▶ **Prompt**
Assemble all lines in which the string "Количество" appears.

▶ **Input for this task**
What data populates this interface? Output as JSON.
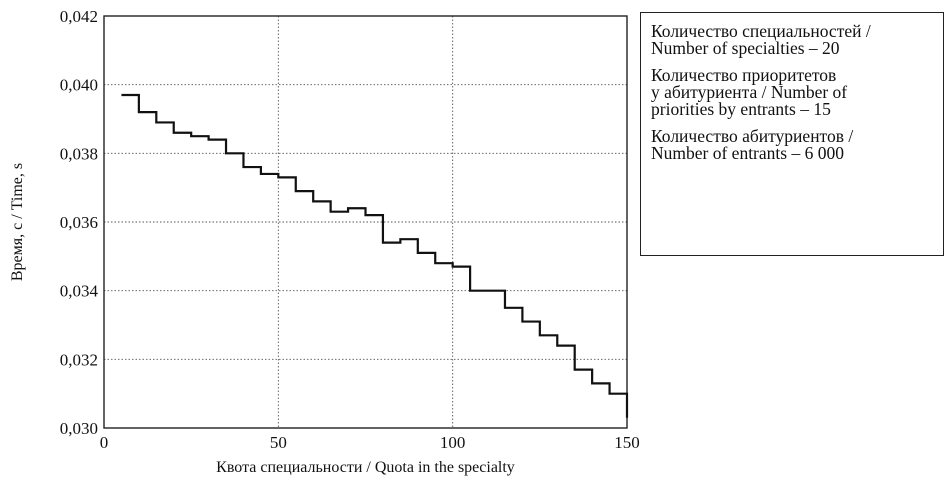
{
  "chart_data": {
    "type": "line",
    "step": true,
    "xlabel": "Квота специальности / Quota in the specialty",
    "ylabel": "Время, с / Time, s",
    "xlim": [
      0,
      150
    ],
    "ylim": [
      0.03,
      0.042
    ],
    "x_ticks": [
      "0",
      "50",
      "100",
      "150"
    ],
    "y_ticks": [
      "0,030",
      "0,032",
      "0,034",
      "0,036",
      "0,038",
      "0,040",
      "0,042"
    ],
    "grid": true,
    "legend_placement": "right",
    "x": [
      5,
      10,
      15,
      20,
      25,
      30,
      35,
      40,
      45,
      50,
      55,
      60,
      65,
      70,
      75,
      80,
      85,
      90,
      95,
      100,
      105,
      110,
      115,
      120,
      125,
      130,
      135,
      140,
      145,
      150
    ],
    "y": [
      0.0397,
      0.0392,
      0.0389,
      0.0386,
      0.0385,
      0.0384,
      0.038,
      0.0376,
      0.0374,
      0.0373,
      0.0369,
      0.0366,
      0.0363,
      0.0364,
      0.0362,
      0.0354,
      0.0355,
      0.0351,
      0.0348,
      0.0347,
      0.034,
      0.034,
      0.0335,
      0.0331,
      0.0327,
      0.0324,
      0.0317,
      0.0313,
      0.031,
      0.0303
    ]
  },
  "legend": {
    "entries": [
      "Количество специальностей /\nNumber of specialties – 20",
      "Количество приоритетов\nу абитуриента / Number of\npriorities by entrants – 15",
      "Количество абитуриентов /\nNumber of entrants – 6 000"
    ]
  },
  "colors": {
    "line": "#111111",
    "grid": "#555555",
    "frame": "#222222"
  }
}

▶ **The answer**
      "Количество специальностей /\nNumber of specialties – 20",
      "Количество приоритетов\nу абитуриента / Number of\npriorities by entrants – 15",
      "Количество абитуриентов /\nNumber of entrants – 6 000"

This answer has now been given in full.